TASK DETAILS: Reproduce the data word for word, from its first line up to and including the line that contains "- ring-label: 8: [644, 345, 648, 353]".

[Saved data entries]
+++
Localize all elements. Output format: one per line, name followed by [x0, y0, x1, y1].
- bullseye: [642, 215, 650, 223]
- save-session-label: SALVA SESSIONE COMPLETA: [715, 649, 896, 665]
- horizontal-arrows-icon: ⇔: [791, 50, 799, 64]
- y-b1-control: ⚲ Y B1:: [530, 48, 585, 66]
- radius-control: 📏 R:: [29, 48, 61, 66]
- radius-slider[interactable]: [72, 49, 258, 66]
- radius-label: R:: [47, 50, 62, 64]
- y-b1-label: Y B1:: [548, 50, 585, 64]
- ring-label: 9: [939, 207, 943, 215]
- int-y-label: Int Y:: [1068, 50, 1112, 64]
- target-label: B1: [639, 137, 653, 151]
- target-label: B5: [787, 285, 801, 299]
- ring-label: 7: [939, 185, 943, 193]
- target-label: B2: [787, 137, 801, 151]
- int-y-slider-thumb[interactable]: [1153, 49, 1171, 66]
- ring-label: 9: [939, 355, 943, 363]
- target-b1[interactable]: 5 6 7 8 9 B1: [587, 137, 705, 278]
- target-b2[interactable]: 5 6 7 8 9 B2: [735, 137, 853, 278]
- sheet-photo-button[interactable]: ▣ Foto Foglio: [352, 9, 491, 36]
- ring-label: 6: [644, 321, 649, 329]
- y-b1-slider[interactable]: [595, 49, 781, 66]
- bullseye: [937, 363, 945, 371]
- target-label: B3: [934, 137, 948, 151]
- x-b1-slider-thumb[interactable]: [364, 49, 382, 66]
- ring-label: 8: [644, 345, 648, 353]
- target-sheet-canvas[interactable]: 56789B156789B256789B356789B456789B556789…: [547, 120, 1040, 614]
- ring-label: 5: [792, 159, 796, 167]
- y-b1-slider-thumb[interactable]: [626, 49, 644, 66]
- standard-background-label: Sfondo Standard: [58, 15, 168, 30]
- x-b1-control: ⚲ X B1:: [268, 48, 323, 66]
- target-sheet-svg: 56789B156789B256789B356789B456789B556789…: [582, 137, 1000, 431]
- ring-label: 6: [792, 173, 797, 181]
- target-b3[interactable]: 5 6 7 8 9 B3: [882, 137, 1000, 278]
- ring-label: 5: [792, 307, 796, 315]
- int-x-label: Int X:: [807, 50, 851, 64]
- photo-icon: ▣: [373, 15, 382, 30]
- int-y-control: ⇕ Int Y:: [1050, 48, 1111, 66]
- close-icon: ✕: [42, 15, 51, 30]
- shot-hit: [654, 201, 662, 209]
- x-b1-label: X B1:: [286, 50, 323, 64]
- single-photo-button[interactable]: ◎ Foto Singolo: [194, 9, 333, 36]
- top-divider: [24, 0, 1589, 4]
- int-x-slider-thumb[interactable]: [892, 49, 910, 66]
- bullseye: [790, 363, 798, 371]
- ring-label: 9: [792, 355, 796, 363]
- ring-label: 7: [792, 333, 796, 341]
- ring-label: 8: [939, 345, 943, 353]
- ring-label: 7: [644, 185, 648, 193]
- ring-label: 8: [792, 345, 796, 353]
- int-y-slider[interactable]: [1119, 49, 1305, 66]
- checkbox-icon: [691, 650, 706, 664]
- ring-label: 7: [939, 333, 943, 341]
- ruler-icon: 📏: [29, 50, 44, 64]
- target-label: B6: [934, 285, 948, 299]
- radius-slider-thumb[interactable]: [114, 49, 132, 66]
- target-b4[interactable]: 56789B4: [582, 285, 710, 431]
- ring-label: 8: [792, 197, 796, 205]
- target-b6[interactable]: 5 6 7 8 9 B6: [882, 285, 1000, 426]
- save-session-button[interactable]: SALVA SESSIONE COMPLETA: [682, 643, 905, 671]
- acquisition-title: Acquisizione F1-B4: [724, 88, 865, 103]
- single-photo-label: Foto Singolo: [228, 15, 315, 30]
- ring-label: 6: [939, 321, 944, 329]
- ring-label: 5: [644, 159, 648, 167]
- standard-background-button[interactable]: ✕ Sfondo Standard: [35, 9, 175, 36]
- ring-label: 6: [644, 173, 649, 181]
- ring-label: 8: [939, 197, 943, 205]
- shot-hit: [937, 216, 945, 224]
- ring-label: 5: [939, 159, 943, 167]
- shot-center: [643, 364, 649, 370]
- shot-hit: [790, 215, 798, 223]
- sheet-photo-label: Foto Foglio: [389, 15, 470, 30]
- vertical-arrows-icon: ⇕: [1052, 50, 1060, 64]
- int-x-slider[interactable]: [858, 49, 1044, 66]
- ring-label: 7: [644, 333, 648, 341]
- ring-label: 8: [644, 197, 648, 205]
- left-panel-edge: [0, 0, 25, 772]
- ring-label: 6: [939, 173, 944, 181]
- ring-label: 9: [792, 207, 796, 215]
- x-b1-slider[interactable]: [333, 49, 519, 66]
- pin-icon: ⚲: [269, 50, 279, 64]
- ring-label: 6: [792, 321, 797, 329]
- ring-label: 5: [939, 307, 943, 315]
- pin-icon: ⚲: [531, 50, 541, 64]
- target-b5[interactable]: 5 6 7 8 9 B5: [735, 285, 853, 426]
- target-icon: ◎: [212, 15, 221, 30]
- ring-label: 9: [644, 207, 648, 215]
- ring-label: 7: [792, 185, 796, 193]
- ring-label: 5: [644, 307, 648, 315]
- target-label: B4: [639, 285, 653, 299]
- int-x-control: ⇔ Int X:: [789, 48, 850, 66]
+++
SOLUTION FOR THIS TASK:
Localize all elements. Output format: one per line, name followed by [x0, y0, x1, y1].
- bullseye: [642, 215, 650, 223]
- save-session-label: SALVA SESSIONE COMPLETA: [715, 649, 896, 665]
- horizontal-arrows-icon: ⇔: [791, 50, 799, 64]
- y-b1-control: ⚲ Y B1:: [530, 48, 585, 66]
- radius-control: 📏 R:: [29, 48, 61, 66]
- radius-slider[interactable]: [72, 49, 258, 66]
- radius-label: R:: [47, 50, 62, 64]
- y-b1-label: Y B1:: [548, 50, 585, 64]
- ring-label: 9: [939, 207, 943, 215]
- int-y-label: Int Y:: [1068, 50, 1112, 64]
- target-label: B1: [639, 137, 653, 151]
- target-label: B5: [787, 285, 801, 299]
- ring-label: 7: [939, 185, 943, 193]
- target-label: B2: [787, 137, 801, 151]
- int-y-slider-thumb[interactable]: [1153, 49, 1171, 66]
- ring-label: 9: [939, 355, 943, 363]
- target-b1[interactable]: 5 6 7 8 9 B1: [587, 137, 705, 278]
- target-b2[interactable]: 5 6 7 8 9 B2: [735, 137, 853, 278]
- sheet-photo-button[interactable]: ▣ Foto Foglio: [352, 9, 491, 36]
- ring-label: 6: [644, 321, 649, 329]
- y-b1-slider[interactable]: [595, 49, 781, 66]
- bullseye: [937, 363, 945, 371]
- target-label: B3: [934, 137, 948, 151]
- x-b1-slider-thumb[interactable]: [364, 49, 382, 66]
- ring-label: 8: [644, 345, 648, 353]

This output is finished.